Extracted material:
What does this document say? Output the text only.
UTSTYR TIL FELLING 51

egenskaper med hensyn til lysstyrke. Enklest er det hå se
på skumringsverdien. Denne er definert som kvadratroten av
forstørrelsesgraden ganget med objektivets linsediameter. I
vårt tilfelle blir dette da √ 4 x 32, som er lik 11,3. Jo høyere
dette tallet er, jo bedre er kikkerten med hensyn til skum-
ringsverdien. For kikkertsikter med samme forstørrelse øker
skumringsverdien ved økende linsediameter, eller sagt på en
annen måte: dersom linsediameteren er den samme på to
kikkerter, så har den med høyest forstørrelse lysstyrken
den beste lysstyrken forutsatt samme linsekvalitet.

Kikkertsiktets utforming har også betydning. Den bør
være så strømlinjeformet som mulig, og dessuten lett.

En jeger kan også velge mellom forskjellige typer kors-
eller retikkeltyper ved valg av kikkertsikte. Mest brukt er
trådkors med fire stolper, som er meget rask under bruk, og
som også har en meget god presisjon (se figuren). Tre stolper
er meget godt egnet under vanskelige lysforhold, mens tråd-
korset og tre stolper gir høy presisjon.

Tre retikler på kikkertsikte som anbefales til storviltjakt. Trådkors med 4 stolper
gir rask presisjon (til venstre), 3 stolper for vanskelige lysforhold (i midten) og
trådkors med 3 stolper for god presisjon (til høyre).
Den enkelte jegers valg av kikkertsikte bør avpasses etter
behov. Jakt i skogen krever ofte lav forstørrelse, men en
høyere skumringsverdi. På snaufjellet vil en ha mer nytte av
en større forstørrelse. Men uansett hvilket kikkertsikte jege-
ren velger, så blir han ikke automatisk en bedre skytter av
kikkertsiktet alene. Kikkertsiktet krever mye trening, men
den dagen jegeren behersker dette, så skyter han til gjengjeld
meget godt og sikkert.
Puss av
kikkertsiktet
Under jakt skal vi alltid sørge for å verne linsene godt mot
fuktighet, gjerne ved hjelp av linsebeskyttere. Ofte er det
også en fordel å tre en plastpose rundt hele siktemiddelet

The problem:
Write out every line from the entries where "også" appears.

Result for this exercise:
Kikkertsiktets utforming har også betydning. Den bør
En jeger kan også velge mellom forskjellige typer kors-
som også har en meget god presisjon (se figuren). Tre stolper
også en fordel å tre en plastpose rundt hele siktemiddelet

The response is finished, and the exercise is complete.